**GIVEN TASK**
Pull each line holding the word "into" from the data.

**DATA FOR THIS EXERCISE**
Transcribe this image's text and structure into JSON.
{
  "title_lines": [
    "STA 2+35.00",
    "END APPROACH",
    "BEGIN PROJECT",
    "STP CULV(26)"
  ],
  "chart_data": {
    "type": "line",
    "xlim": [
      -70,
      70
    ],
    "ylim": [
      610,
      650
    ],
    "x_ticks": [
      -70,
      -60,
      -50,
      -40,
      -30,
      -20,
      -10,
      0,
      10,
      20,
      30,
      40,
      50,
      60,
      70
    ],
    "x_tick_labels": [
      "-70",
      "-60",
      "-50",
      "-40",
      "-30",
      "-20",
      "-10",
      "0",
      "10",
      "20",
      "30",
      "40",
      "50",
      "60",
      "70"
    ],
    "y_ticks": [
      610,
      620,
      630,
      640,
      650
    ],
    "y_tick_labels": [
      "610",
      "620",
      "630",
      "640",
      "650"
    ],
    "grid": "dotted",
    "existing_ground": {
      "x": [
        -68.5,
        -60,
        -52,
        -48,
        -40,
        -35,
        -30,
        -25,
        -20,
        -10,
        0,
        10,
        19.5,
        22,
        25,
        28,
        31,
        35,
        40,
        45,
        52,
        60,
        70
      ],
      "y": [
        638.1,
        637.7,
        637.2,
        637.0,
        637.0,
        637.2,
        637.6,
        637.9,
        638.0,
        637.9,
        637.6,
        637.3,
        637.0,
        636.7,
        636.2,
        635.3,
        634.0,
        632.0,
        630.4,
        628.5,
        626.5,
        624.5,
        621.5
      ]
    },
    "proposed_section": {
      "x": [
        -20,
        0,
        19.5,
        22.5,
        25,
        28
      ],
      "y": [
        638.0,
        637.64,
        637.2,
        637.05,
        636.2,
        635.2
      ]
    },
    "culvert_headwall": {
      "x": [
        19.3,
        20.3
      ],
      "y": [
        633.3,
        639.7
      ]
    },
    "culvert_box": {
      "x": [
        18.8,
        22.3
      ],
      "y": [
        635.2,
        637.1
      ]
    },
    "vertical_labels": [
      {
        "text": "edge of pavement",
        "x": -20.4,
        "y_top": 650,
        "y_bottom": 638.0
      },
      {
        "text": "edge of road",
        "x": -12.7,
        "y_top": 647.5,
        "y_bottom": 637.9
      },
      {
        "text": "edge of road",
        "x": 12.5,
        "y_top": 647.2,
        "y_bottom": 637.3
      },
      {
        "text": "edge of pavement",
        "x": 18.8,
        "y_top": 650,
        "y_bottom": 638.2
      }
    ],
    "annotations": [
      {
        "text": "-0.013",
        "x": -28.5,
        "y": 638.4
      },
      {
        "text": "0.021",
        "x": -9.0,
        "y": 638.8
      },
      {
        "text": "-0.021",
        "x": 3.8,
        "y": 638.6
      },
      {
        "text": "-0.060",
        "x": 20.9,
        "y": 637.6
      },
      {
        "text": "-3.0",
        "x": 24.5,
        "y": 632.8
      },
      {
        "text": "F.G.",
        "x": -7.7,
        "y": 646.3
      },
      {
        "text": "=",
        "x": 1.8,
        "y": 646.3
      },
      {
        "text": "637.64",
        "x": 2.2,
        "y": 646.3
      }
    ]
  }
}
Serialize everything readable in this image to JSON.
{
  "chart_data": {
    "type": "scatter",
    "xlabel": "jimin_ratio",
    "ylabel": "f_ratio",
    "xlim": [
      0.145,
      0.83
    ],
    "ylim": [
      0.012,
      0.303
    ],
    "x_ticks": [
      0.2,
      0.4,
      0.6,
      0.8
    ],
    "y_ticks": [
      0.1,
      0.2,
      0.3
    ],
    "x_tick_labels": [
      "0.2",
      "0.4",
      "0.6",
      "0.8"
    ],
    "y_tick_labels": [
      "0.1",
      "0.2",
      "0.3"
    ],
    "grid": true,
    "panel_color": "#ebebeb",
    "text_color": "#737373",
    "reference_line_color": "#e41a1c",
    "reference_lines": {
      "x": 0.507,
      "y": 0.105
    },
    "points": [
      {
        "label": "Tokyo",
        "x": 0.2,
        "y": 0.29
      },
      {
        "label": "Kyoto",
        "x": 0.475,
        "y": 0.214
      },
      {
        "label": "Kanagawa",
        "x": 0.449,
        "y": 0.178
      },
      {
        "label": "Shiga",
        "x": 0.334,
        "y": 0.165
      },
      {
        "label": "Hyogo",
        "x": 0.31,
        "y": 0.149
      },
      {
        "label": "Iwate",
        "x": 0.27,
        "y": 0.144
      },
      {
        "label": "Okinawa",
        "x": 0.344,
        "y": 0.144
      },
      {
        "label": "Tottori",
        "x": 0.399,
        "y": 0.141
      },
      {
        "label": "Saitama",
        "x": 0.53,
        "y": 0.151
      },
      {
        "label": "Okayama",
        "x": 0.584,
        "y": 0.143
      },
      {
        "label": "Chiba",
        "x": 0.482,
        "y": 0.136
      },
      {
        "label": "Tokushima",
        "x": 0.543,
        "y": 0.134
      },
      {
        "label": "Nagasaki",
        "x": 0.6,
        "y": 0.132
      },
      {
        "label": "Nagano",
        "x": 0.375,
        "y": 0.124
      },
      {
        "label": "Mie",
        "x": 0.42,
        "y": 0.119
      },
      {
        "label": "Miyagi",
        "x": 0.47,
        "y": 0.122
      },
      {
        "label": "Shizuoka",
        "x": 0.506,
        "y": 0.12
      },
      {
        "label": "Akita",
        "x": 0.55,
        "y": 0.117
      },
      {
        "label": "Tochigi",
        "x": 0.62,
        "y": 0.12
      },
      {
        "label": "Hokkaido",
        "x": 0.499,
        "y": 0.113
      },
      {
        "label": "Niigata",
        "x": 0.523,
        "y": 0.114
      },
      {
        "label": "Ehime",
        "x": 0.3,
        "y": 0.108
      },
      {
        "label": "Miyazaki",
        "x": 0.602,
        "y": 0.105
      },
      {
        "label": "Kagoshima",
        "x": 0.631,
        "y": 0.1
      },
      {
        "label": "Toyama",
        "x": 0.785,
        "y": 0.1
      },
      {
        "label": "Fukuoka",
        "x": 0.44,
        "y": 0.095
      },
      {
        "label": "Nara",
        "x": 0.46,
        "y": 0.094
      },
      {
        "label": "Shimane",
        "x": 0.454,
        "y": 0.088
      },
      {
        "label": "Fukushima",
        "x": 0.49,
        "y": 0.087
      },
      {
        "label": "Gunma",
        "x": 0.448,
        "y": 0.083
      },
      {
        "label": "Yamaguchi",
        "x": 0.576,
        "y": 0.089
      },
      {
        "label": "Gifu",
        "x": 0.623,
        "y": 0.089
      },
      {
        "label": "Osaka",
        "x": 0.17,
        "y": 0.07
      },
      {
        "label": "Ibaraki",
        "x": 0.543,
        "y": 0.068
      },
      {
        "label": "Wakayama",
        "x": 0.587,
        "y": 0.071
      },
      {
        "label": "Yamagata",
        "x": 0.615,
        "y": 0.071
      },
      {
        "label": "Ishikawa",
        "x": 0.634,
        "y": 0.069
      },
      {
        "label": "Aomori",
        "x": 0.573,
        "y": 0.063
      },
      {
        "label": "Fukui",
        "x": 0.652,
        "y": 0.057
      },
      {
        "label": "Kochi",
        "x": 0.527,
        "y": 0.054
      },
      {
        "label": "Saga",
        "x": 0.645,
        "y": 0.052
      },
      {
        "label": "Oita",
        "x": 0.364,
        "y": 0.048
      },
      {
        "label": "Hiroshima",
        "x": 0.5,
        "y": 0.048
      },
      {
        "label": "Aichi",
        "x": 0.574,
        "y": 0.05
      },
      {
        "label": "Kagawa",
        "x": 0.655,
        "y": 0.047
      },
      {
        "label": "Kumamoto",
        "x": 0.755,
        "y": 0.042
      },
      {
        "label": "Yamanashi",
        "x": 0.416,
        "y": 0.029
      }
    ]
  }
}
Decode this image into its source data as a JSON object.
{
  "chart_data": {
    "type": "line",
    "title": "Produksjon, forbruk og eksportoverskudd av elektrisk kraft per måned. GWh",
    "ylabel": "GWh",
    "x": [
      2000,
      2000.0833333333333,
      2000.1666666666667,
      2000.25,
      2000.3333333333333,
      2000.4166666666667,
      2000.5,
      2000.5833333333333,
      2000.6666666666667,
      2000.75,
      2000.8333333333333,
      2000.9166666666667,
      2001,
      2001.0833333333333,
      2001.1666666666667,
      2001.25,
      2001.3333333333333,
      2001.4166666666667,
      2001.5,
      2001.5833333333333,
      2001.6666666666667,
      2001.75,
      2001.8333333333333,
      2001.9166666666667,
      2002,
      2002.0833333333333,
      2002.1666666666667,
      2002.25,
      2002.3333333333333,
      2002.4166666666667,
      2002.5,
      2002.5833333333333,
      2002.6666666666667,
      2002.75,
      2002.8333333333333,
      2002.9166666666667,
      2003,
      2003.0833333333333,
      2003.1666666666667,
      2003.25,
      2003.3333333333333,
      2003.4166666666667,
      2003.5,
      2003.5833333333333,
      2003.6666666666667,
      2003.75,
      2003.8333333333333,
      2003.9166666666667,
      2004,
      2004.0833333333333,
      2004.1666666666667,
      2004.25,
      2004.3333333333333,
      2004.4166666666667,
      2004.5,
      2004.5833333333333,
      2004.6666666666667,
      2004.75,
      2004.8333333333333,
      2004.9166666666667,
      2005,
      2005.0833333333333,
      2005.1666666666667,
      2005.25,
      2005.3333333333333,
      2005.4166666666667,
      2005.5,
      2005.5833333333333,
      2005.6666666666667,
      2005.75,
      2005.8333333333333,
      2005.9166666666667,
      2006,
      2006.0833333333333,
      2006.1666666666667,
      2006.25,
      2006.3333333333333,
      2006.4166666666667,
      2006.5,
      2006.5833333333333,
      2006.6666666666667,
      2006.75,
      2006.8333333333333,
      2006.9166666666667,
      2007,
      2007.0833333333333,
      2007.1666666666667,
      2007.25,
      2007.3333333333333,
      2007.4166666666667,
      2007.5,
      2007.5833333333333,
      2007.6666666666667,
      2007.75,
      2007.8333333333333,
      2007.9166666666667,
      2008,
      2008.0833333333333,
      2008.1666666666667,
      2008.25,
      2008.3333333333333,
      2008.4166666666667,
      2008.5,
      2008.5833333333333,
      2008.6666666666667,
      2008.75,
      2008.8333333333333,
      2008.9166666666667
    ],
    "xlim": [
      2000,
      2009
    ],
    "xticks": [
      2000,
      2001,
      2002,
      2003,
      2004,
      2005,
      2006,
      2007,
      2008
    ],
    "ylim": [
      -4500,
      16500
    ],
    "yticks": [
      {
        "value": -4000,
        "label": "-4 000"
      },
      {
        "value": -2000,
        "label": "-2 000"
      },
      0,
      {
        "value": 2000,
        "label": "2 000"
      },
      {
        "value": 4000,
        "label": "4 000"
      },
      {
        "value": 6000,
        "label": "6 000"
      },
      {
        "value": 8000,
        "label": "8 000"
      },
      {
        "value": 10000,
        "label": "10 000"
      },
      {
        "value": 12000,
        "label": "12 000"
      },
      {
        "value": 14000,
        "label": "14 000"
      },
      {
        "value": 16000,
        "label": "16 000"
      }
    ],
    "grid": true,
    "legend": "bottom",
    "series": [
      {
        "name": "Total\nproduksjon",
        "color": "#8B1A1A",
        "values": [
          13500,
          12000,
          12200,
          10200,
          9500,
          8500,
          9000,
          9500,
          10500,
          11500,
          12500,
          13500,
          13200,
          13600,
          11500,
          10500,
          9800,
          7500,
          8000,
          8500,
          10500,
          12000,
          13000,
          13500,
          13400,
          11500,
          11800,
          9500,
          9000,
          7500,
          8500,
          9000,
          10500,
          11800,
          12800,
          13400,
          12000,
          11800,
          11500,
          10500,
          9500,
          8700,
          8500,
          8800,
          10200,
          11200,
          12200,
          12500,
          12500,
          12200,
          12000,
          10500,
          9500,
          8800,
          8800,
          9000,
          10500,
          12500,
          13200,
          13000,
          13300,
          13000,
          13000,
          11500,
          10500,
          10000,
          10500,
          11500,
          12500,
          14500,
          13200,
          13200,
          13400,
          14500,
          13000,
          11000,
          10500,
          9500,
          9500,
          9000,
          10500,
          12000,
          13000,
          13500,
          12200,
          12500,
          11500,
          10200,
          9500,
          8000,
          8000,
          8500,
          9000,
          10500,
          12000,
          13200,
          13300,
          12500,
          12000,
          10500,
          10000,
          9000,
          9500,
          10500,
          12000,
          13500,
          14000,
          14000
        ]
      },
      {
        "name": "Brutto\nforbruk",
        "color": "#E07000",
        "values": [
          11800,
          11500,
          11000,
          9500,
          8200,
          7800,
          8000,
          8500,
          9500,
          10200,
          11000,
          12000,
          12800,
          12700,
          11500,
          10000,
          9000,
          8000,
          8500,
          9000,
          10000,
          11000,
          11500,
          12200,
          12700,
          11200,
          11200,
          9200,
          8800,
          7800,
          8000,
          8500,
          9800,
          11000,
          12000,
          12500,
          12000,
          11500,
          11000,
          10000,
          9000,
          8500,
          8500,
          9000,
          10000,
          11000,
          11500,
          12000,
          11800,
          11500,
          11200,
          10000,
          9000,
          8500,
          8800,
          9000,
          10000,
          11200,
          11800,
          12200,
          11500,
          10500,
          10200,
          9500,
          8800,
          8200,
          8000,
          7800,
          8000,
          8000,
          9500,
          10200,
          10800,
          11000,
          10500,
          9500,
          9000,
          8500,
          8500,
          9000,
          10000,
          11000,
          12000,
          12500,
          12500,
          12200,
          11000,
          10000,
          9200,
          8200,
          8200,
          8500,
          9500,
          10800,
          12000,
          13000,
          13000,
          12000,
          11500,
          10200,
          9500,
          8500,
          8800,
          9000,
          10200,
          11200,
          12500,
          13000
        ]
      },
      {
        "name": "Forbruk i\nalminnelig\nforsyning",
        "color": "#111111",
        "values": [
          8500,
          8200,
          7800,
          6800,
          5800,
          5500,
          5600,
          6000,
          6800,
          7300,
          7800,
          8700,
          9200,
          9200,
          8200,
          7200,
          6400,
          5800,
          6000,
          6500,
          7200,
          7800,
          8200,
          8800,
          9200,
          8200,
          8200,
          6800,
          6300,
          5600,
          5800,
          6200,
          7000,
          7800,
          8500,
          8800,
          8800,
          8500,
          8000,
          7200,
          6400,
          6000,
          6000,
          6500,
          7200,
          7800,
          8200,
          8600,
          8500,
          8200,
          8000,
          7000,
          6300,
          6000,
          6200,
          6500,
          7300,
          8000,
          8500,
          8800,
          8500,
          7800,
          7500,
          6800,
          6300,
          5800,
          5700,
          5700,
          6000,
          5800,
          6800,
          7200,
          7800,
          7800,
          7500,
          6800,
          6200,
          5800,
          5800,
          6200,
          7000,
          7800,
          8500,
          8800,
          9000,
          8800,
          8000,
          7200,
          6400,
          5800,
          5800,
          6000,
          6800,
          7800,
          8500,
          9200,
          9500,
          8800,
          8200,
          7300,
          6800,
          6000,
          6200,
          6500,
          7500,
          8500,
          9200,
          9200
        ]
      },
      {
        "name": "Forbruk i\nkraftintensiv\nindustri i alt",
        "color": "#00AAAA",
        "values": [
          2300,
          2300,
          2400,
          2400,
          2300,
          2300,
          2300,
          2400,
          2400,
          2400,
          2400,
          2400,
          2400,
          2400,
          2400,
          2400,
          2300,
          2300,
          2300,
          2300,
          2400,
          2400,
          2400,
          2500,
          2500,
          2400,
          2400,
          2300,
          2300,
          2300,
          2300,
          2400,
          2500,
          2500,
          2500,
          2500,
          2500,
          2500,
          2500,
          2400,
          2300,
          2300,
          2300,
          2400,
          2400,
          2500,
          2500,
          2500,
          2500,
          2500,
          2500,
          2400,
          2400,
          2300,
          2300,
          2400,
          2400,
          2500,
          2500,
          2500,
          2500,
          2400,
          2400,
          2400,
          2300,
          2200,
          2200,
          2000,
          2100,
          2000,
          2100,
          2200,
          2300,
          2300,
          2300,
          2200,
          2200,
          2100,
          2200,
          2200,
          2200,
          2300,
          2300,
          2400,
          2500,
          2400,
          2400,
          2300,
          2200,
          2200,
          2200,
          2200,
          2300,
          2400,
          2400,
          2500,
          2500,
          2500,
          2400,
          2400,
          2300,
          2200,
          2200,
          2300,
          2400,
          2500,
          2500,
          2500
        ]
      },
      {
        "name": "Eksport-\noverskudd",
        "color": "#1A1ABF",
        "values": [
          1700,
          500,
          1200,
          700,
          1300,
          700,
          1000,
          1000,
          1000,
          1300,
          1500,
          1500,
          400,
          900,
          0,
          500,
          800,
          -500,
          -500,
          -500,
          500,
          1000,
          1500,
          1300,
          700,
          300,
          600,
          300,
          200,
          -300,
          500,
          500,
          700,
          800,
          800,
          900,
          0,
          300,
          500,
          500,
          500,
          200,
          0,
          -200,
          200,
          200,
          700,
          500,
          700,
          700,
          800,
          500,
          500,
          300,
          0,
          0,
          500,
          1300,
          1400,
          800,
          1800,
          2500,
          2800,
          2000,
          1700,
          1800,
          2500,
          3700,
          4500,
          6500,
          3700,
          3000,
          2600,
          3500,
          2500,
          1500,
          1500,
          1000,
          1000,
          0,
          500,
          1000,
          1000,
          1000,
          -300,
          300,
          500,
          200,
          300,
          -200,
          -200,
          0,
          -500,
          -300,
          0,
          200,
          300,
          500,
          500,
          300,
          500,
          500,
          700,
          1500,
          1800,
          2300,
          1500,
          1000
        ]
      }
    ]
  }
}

**COMPLETED TASK**
Transcribe this image's text and structure into JSON.
Decode this image into its source data as a JSON object.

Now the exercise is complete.